— start of Exercise material —

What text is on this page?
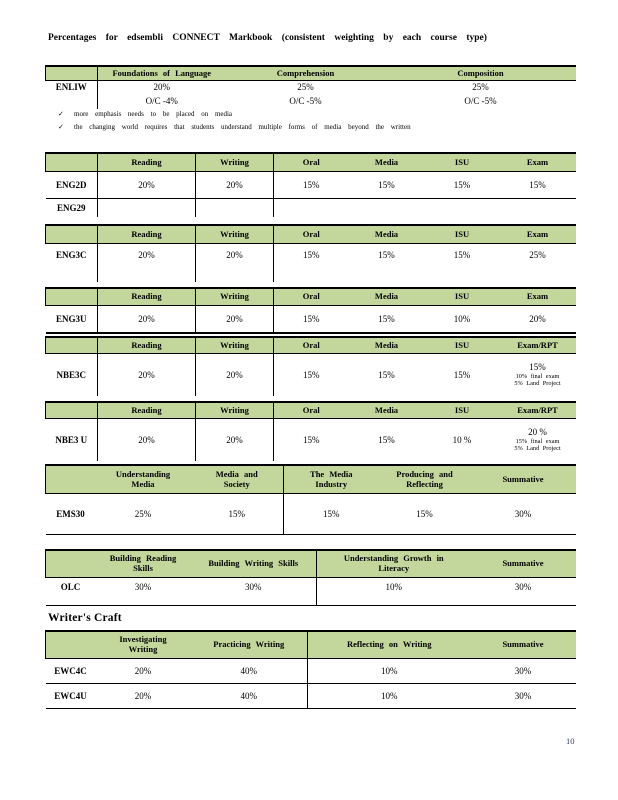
Percentages for edsembli CONNECT Markbook (consistent weighting by each course type)
	Foundations of Language	Comprehension	Composition
ENLIW	20%	25%	25%
	O/C -4%	O/C -5%	O/C -5%
✓ more emphasis needs to be placed on media
✓ the changing world requires that students understand multiple forms of media beyond the written
	Reading	Writing	Oral	Media	ISU	Exam
ENG2D	20%	20%	15%	15%	15%	15%
ENG29						
	Reading	Writing	Oral	Media	ISU	Exam
ENG3C	20%	20%	15%	15%	15%	25%
	Reading	Writing	Oral	Media	ISU	Exam
ENG3U	20%	20%	15%	15%	10%	20%
	Reading	Writing	Oral	Media	ISU	Exam/RPT
NBE3C	20%	20%	15%	15%	15%	15%
10% final exam
5% Land Project
	Reading	Writing	Oral	Media	ISU	Exam/RPT
NBE3 U	20%	20%	15%	15%	10 %	20 %
15% final exam
5% Land Project
	Understanding Media	Media and Society	The Media Industry	Producing and Reflecting	Summative
EMS30	25%	15%	15%	15%	30%
	Building Reading Skills	Building Writing Skills	Understanding Growth in Literacy	Summative
OLC	30%	30%	10%	30%
Writer's Craft
	Investigating Writing	Practicing Writing	Reflecting on Writing	Summative
EWC4C	20%	40%	10%	30%
EWC4U	20%	40%	10%	30%
10
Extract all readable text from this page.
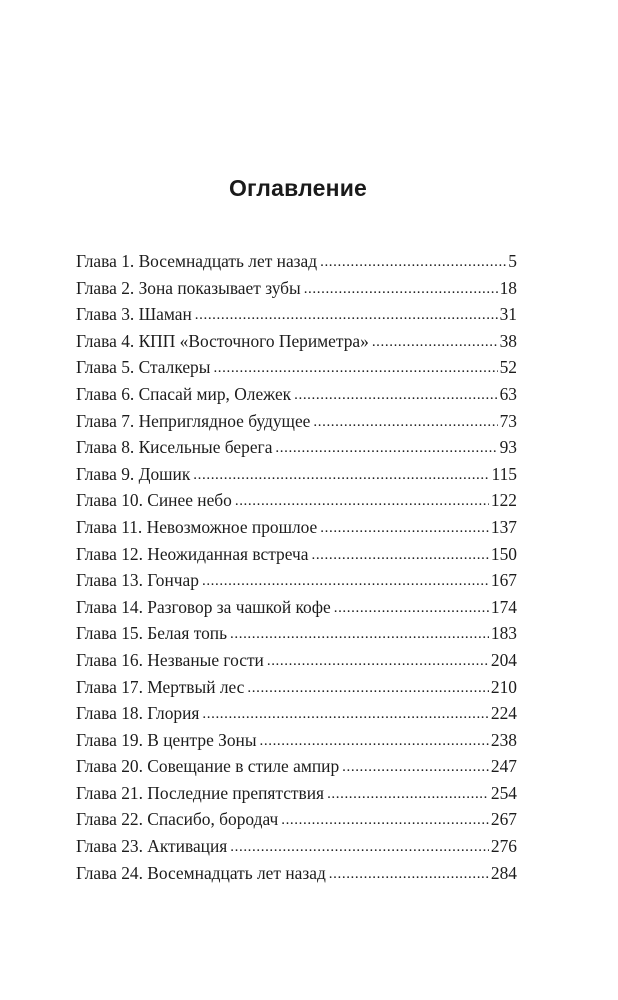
Оглавление
Глава 1. Восемнадцать лет назад .....	5
Глава 2. Зона показывает зубы .....	18
Глава 3. Шаман .....	31
Глава 4. КПП «Восточного Периметра» .....	38
Глава 5. Сталкеры .....	52
Глава 6. Спасай мир, Олежек .....	63
Глава 7. Неприглядное будущее .....	73
Глава 8. Кисельные берега .....	93
Глава 9. Дошик .....	115
Глава 10. Синее небо .....	122
Глава 11. Невозможное прошлое .....	137
Глава 12. Неожиданная встреча .....	150
Глава 13. Гончар .....	167
Глава 14. Разговор за чашкой кофе .....	174
Глава 15. Белая топь .....	183
Глава 16. Незваные гости .....	204
Глава 17. Мертвый лес .....	210
Глава 18. Глория .....	224
Глава 19. В центре Зоны .....	238
Глава 20. Совещание в стиле ампир .....	247
Глава 21. Последние препятствия .....	254
Глава 22. Спасибо, бородач .....	267
Глава 23. Активация .....	276
Глава 24. Восемнадцать лет назад .....	284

— end of Exercise material —

Directive –
Output exactly the lines from the one containing "Extract all readable text from this page." through the last line of the records above, both included, leaving out any pictures.

Task response –
Extract all readable text from this page.
Оглавление
Глава 1. Восемнадцать лет назад .....	5
Глава 2. Зона показывает зубы .....	18
Глава 3. Шаман .....	31
Глава 4. КПП «Восточного Периметра» .....	38
Глава 5. Сталкеры .....	52
Глава 6. Спасай мир, Олежек .....	63
Глава 7. Неприглядное будущее .....	73
Глава 8. Кисельные берега .....	93
Глава 9. Дошик .....	115
Глава 10. Синее небо .....	122
Глава 11. Невозможное прошлое .....	137
Глава 12. Неожиданная встреча .....	150
Глава 13. Гончар .....	167
Глава 14. Разговор за чашкой кофе .....	174
Глава 15. Белая топь .....	183
Глава 16. Незваные гости .....	204
Глава 17. Мертвый лес .....	210
Глава 18. Глория .....	224
Глава 19. В центре Зоны .....	238
Глава 20. Совещание в стиле ампир .....	247
Глава 21. Последние препятствия .....	254
Глава 22. Спасибо, бородач .....	267
Глава 23. Активация .....	276
Глава 24. Восемнадцать лет назад .....	284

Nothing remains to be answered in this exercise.